What you have to do | Below is a listing; copy all of it exactly.

Excerpt from a dataset:
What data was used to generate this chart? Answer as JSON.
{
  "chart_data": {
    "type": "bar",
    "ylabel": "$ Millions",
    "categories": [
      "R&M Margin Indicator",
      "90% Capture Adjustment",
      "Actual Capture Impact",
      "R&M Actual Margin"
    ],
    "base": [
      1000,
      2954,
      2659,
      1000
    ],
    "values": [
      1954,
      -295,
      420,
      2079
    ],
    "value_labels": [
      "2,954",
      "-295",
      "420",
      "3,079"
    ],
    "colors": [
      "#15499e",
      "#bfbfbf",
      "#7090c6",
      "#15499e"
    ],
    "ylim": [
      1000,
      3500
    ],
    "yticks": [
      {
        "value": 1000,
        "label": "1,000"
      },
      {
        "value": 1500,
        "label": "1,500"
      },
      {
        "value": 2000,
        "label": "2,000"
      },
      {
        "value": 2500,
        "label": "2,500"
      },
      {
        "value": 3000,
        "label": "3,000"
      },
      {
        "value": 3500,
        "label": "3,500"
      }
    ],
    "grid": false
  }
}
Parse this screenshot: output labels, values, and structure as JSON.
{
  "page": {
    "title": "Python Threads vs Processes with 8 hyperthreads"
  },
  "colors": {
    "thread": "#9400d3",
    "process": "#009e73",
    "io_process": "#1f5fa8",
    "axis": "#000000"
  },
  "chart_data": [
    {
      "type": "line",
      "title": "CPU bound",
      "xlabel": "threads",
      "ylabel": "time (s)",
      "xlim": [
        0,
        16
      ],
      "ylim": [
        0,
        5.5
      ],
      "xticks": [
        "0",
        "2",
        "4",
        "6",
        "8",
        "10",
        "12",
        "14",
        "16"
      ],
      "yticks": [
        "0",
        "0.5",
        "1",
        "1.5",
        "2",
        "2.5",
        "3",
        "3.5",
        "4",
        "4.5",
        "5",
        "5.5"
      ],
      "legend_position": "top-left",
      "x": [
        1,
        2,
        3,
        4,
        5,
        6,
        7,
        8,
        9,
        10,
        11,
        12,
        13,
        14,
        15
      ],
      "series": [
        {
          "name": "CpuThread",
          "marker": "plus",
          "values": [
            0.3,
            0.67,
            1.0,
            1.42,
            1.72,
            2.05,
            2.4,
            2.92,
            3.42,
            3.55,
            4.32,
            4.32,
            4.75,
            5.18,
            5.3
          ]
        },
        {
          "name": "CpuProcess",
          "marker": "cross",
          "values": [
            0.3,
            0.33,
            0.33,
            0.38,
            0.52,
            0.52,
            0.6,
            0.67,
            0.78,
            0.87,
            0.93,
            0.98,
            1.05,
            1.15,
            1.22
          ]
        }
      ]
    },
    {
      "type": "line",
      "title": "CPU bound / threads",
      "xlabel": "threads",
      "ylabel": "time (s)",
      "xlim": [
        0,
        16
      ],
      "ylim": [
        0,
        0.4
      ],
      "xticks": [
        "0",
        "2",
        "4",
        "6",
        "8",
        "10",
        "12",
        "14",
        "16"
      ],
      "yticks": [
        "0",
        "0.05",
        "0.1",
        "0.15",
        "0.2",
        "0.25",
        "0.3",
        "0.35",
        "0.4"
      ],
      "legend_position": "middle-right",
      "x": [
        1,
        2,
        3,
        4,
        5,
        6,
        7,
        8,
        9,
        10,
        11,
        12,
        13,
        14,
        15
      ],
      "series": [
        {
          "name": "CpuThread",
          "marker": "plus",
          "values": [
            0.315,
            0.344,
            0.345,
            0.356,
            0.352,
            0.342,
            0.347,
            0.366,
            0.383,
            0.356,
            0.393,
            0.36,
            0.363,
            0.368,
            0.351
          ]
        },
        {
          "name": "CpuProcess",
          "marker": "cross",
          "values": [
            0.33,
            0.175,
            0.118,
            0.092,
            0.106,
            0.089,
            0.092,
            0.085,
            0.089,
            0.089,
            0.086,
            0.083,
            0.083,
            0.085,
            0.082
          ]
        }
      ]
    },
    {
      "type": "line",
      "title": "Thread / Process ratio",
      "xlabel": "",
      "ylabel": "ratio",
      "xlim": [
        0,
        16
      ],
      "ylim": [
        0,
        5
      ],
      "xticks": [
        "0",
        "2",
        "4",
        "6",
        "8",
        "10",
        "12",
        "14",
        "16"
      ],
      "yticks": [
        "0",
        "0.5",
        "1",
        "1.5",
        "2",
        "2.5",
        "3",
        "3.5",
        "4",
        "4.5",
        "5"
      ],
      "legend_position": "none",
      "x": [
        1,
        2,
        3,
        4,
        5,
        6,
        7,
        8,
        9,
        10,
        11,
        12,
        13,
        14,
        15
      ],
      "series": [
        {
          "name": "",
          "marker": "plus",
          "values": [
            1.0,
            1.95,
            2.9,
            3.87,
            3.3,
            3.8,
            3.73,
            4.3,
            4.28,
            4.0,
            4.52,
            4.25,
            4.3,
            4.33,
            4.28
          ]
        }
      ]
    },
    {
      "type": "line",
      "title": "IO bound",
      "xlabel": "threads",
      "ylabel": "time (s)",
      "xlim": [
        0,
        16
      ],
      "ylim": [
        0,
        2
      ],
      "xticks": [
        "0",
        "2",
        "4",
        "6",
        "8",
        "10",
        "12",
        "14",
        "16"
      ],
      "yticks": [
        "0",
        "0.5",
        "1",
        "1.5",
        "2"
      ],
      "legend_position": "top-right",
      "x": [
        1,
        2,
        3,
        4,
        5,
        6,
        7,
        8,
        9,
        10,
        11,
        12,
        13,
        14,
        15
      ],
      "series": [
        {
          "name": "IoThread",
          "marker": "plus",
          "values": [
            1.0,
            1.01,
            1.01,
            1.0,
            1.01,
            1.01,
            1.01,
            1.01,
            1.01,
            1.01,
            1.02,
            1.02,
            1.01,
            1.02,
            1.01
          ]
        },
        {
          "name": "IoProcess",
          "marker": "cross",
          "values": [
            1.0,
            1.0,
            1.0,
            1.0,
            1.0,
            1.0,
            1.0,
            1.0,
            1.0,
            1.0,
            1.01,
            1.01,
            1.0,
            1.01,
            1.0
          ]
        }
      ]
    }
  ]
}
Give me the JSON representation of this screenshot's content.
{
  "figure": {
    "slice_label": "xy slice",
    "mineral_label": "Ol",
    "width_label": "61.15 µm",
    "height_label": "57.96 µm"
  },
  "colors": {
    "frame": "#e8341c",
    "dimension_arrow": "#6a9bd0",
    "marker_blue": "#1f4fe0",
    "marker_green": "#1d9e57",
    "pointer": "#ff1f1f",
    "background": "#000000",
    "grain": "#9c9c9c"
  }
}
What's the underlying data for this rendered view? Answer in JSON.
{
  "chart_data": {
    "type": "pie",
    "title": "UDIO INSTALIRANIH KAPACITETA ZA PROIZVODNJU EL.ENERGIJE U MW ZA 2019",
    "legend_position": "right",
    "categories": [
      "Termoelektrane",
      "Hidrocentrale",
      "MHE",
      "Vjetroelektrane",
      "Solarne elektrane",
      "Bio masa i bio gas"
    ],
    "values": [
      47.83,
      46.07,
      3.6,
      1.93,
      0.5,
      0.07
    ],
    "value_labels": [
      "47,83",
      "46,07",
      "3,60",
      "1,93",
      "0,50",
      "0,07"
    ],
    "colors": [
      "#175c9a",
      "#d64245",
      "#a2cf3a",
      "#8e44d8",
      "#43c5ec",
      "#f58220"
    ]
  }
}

Correct output |
What data was used to generate this chart? Answer as JSON.
{
  "chart_data": {
    "type": "bar",
    "ylabel": "$ Millions",
    "categories": [
      "R&M Margin Indicator",
      "90% Capture Adjustment",
      "Actual Capture Impact",
      "R&M Actual Margin"
    ],
    "base": [
      1000,
      2954,
      2659,
      1000
    ],
    "values": [
      1954,
      -295,
      420,
      2079
    ],
    "value_labels": [
      "2,954",
      "-295",
      "420",
      "3,079"
    ],
    "colors": [
      "#15499e",
      "#bfbfbf",
      "#7090c6",
      "#15499e"
    ],
    "ylim": [
      1000,
      3500
    ],
    "yticks": [
      {
        "value": 1000,
        "label": "1,000"
      },
      {
        "value": 1500,
        "label": "1,500"
      },
      {
        "value": 2000,
        "label": "2,000"
      },
      {
        "value": 2500,
        "label": "2,500"
      },
      {
        "value": 3000,
        "label": "3,000"
      },
      {
        "value": 3500,
        "label": "3,500"
      }
    ],
    "grid": false
  }
}
Parse this screenshot: output labels, values, and structure as JSON.
{
  "page": {
    "title": "Python Threads vs Processes with 8 hyperthreads"
  },
  "colors": {
    "thread": "#9400d3",
    "process": "#009e73",
    "io_process": "#1f5fa8",
    "axis": "#000000"
  },
  "chart_data": [
    {
      "type": "line",
      "title": "CPU bound",
      "xlabel": "threads",
      "ylabel": "time (s)",
      "xlim": [
        0,
        16
      ],
      "ylim": [
        0,
        5.5
      ],
      "xticks": [
        "0",
        "2",
        "4",
        "6",
        "8",
        "10",
        "12",
        "14",
        "16"
      ],
      "yticks": [
        "0",
        "0.5",
        "1",
        "1.5",
        "2",
        "2.5",
        "3",
        "3.5",
        "4",
        "4.5",
        "5",
        "5.5"
      ],
      "legend_position": "top-left",
      "x": [
        1,
        2,
        3,
        4,
        5,
        6,
        7,
        8,
        9,
        10,
        11,
        12,
        13,
        14,
        15
      ],
      "series": [
        {
          "name": "CpuThread",
          "marker": "plus",
          "values": [
            0.3,
            0.67,
            1.0,
            1.42,
            1.72,
            2.05,
            2.4,
            2.92,
            3.42,
            3.55,
            4.32,
            4.32,
            4.75,
            5.18,
            5.3
          ]
        },
        {
          "name": "CpuProcess",
          "marker": "cross",
          "values": [
            0.3,
            0.33,
            0.33,
            0.38,
            0.52,
            0.52,
            0.6,
            0.67,
            0.78,
            0.87,
            0.93,
            0.98,
            1.05,
            1.15,
            1.22
          ]
        }
      ]
    },
    {
      "type": "line",
      "title": "CPU bound / threads",
      "xlabel": "threads",
      "ylabel": "time (s)",
      "xlim": [
        0,
        16
      ],
      "ylim": [
        0,
        0.4
      ],
      "xticks": [
        "0",
        "2",
        "4",
        "6",
        "8",
        "10",
        "12",
        "14",
        "16"
      ],
      "yticks": [
        "0",
        "0.05",
        "0.1",
        "0.15",
        "0.2",
        "0.25",
        "0.3",
        "0.35",
        "0.4"
      ],
      "legend_position": "middle-right",
      "x": [
        1,
        2,
        3,
        4,
        5,
        6,
        7,
        8,
        9,
        10,
        11,
        12,
        13,
        14,
        15
      ],
      "series": [
        {
          "name": "CpuThread",
          "marker": "plus",
          "values": [
            0.315,
            0.344,
            0.345,
            0.356,
            0.352,
            0.342,
            0.347,
            0.366,
            0.383,
            0.356,
            0.393,
            0.36,
            0.363,
            0.368,
            0.351
          ]
        },
        {
          "name": "CpuProcess",
          "marker": "cross",
          "values": [
            0.33,
            0.175,
            0.118,
            0.092,
            0.106,
            0.089,
            0.092,
            0.085,
            0.089,
            0.089,
            0.086,
            0.083,
            0.083,
            0.085,
            0.082
          ]
        }
      ]
    },
    {
      "type": "line",
      "title": "Thread / Process ratio",
      "xlabel": "",
      "ylabel": "ratio",
      "xlim": [
        0,
        16
      ],
      "ylim": [
        0,
        5
      ],
      "xticks": [
        "0",
        "2",
        "4",
        "6",
        "8",
        "10",
        "12",
        "14",
        "16"
      ],
      "yticks": [
        "0",
        "0.5",
        "1",
        "1.5",
        "2",
        "2.5",
        "3",
        "3.5",
        "4",
        "4.5",
        "5"
      ],
      "legend_position": "none",
      "x": [
        1,
        2,
        3,
        4,
        5,
        6,
        7,
        8,
        9,
        10,
        11,
        12,
        13,
        14,
        15
      ],
      "series": [
        {
          "name": "",
          "marker": "plus",
          "values": [
            1.0,
            1.95,
            2.9,
            3.87,
            3.3,
            3.8,
            3.73,
            4.3,
            4.28,
            4.0,
            4.52,
            4.25,
            4.3,
            4.33,
            4.28
          ]
        }
      ]
    },
    {
      "type": "line",
      "title": "IO bound",
      "xlabel": "threads",
      "ylabel": "time (s)",
      "xlim": [
        0,
        16
      ],
      "ylim": [
        0,
        2
      ],
      "xticks": [
        "0",
        "2",
        "4",
        "6",
        "8",
        "10",
        "12",
        "14",
        "16"
      ],
      "yticks": [
        "0",
        "0.5",
        "1",
        "1.5",
        "2"
      ],
      "legend_position": "top-right",
      "x": [
        1,
        2,
        3,
        4,
        5,
        6,
        7,
        8,
        9,
        10,
        11,
        12,
        13,
        14,
        15
      ],
      "series": [
        {
          "name": "IoThread",
          "marker": "plus",
          "values": [
            1.0,
            1.01,
            1.01,
            1.0,
            1.01,
            1.01,
            1.01,
            1.01,
            1.01,
            1.01,
            1.02,
            1.02,
            1.01,
            1.02,
            1.01
          ]
        },
        {
          "name": "IoProcess",
          "marker": "cross",
          "values": [
            1.0,
            1.0,
            1.0,
            1.0,
            1.0,
            1.0,
            1.0,
            1.0,
            1.0,
            1.0,
            1.01,
            1.01,
            1.0,
            1.01,
            1.0
          ]
        }
      ]
    }
  ]
}
Give me the JSON representation of this screenshot's content.
{
  "figure": {
    "slice_label": "xy slice",
    "mineral_label": "Ol",
    "width_label": "61.15 µm",
    "height_label": "57.96 µm"
  },
  "colors": {
    "frame": "#e8341c",
    "dimension_arrow": "#6a9bd0",
    "marker_blue": "#1f4fe0",
    "marker_green": "#1d9e57",
    "pointer": "#ff1f1f",
    "background": "#000000",
    "grain": "#9c9c9c"
  }
}
What's the underlying data for this rendered view? Answer in JSON.
{
  "chart_data": {
    "type": "pie",
    "title": "UDIO INSTALIRANIH KAPACITETA ZA PROIZVODNJU EL.ENERGIJE U MW ZA 2019",
    "legend_position": "right",
    "categories": [
      "Termoelektrane",
      "Hidrocentrale",
      "MHE",
      "Vjetroelektrane",
      "Solarne elektrane",
      "Bio masa i bio gas"
    ],
    "values": [
      47.83,
      46.07,
      3.6,
      1.93,
      0.5,
      0.07
    ],
    "value_labels": [
      "47,83",
      "46,07",
      "3,60",
      "1,93",
      "0,50",
      "0,07"
    ],
    "colors": [
      "#175c9a",
      "#d64245",
      "#a2cf3a",
      "#8e44d8",
      "#43c5ec",
      "#f58220"
    ]
  }
}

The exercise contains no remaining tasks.